▶ PROBLEM REQUIREMENTS: Copy out the lines that have "AMEENA" in them.

▶ MATERIAL SHOWN:
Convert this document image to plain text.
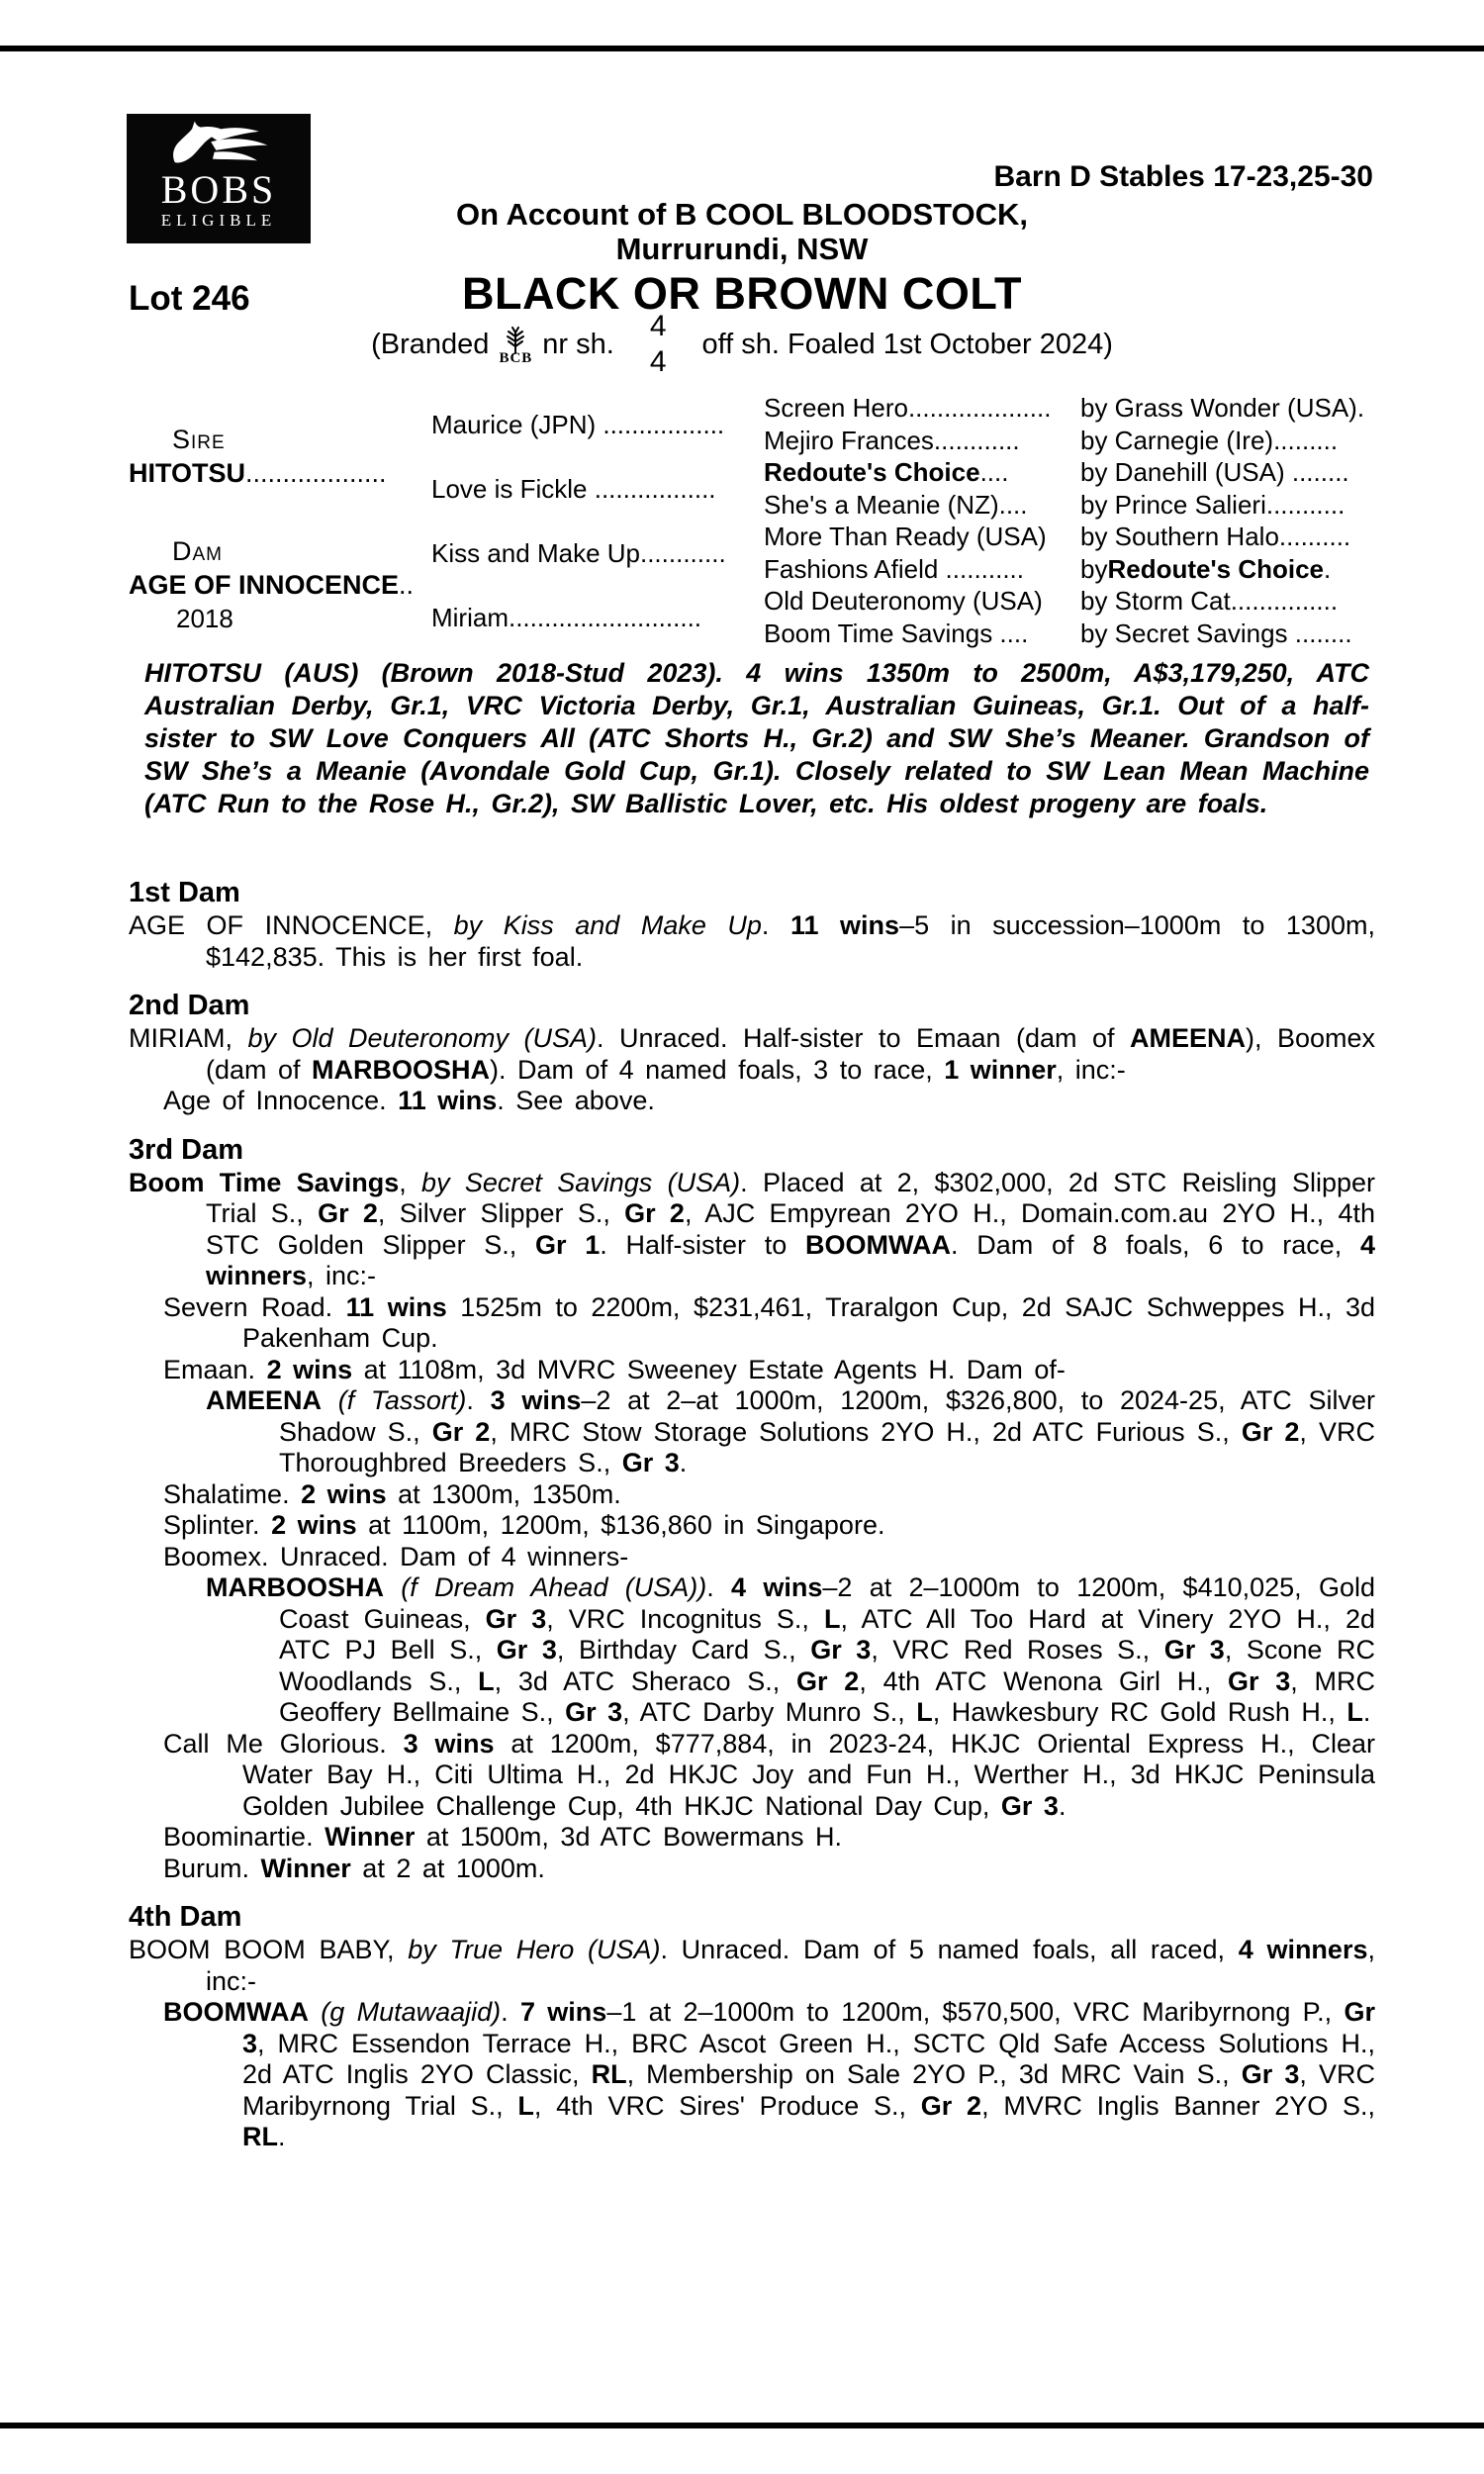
BOBS
ELIGIBLE
Barn D Stables 17-23,25-30
On Account of B COOL BLOODSTOCK,
Murrurundi, NSW
Lot 246	BLACK OR BROWN COLT
(Branded BCB nr sh.
4
4
off sh. Foaled 1st October 2024)
Sire
HITOTSU...................
Dam
AGE OF INNOCENCE..
2018
Maurice (JPN) .................
Love is Fickle .................
Kiss and Make Up............
Miriam...........................
Screen Hero.................... by Grass Wonder (USA).
Mejiro Frances............ by Carnegie (Ire).........
Redoute's Choice ....	by Danehill (USA) ........
She's a Meanie (NZ).... by Prince Salieri...........
More Than Ready (USA) by Southern Halo..........
Fashions Afield ........... by Redoute's Choice .
Old Deuteronomy (USA) by Storm Cat...............
Boom Time Savings .... by Secret Savings ........

HITOTSU (AUS) (Brown 2018-Stud 2023). 4 wins 1350m to 2500m, A$3,179,250, ATC Australian Derby, Gr.1, VRC Victoria Derby, Gr.1, Australian Guineas, Gr.1. Out of a half-sister to SW Love Conquers All (ATC Shorts H., Gr.2) and SW She’s Meaner. Grandson of SW She’s a Meanie (Avondale Gold Cup, Gr.1). Closely related to SW Lean Mean Machine (ATC Run to the Rose H., Gr.2), SW Ballistic Lover, etc. His oldest progeny are foals.

1st Dam

AGE OF INNOCENCE, by Kiss and Make Up. 11 wins–5 in succession–1000m to 1300m, $142,835. This is her first foal.

2nd Dam

MIRIAM, by Old Deuteronomy (USA). Unraced. Half-sister to Emaan (dam of AMEENA), Boomex (dam of MARBOOSHA). Dam of 4 named foals, 3 to race, 1 winner, inc:-

Age of Innocence. 11 wins. See above.

3rd Dam

Boom Time Savings, by Secret Savings (USA). Placed at 2, $302,000, 2d STC Reisling Slipper Trial S., Gr 2, Silver Slipper S., Gr 2, AJC Empyrean 2YO H., Domain.com.au 2YO H., 4th STC Golden Slipper S., Gr 1. Half-sister to BOOMWAA. Dam of 8 foals, 6 to race, 4 winners, inc:-

Severn Road. 11 wins 1525m to 2200m, $231,461, Traralgon Cup, 2d SAJC Schweppes H., 3d Pakenham Cup.

Emaan. 2 wins at 1108m, 3d MVRC Sweeney Estate Agents H. Dam of-

AMEENA (f Tassort). 3 wins–2 at 2–at 1000m, 1200m, $326,800, to 2024-25, ATC Silver Shadow S., Gr 2, MRC Stow Storage Solutions 2YO H., 2d ATC Furious S., Gr 2, VRC Thoroughbred Breeders S., Gr 3.

Shalatime. 2 wins at 1300m, 1350m.

Splinter. 2 wins at 1100m, 1200m, $136,860 in Singapore.

Boomex. Unraced. Dam of 4 winners-

MARBOOSHA (f Dream Ahead (USA)). 4 wins–2 at 2–1000m to 1200m, $410,025, Gold Coast Guineas, Gr 3, VRC Incognitus S., L, ATC All Too Hard at Vinery 2YO H., 2d ATC PJ Bell S., Gr 3, Birthday Card S., Gr 3, VRC Red Roses S., Gr 3, Scone RC Woodlands S., L, 3d ATC Sheraco S., Gr 2, 4th ATC Wenona Girl H., Gr 3, MRC Geoffery Bellmaine S., Gr 3, ATC Darby Munro S., L, Hawkesbury RC Gold Rush H., L.

Call Me Glorious. 3 wins at 1200m, $777,884, in 2023-24, HKJC Oriental Express H., Clear Water Bay H., Citi Ultima H., 2d HKJC Joy and Fun H., Werther H., 3d HKJC Peninsula Golden Jubilee Challenge Cup, 4th HKJC National Day Cup, Gr 3.

Boominartie. Winner at 1500m, 3d ATC Bowermans H.

Burum. Winner at 2 at 1000m.

4th Dam

BOOM BOOM BABY, by True Hero (USA). Unraced. Dam of 5 named foals, all raced, 4 winners, inc:-

BOOMWAA (g Mutawaajid). 7 wins–1 at 2–1000m to 1200m, $570,500, VRC Maribyrnong P., Gr 3, MRC Essendon Terrace H., BRC Ascot Green H., SCTC Qld Safe Access Solutions H., 2d ATC Inglis 2YO Classic, RL, Membership on Sale 2YO P., 3d MRC Vain S., Gr 3, VRC Maribyrnong Trial S., L, 4th VRC Sires' Produce S., Gr 2, MVRC Inglis Banner 2YO S., RL.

▶ CORRECT OUTPUT:
MIRIAM, by Old Deuteronomy (USA). Unraced. Half-sister to Emaan (dam of AMEENA), Boomex (dam of MARBOOSHA). Dam of 4 named foals, 3 to race, 1 winner, inc:-
AMEENA (f Tassort). 3 wins–2 at 2–at 1000m, 1200m, $326,800, to 2024-25, ATC Silver Shadow S., Gr 2, MRC Stow Storage Solutions 2YO H., 2d ATC Furious S., Gr 2, VRC Thoroughbred Breeders S., Gr 3.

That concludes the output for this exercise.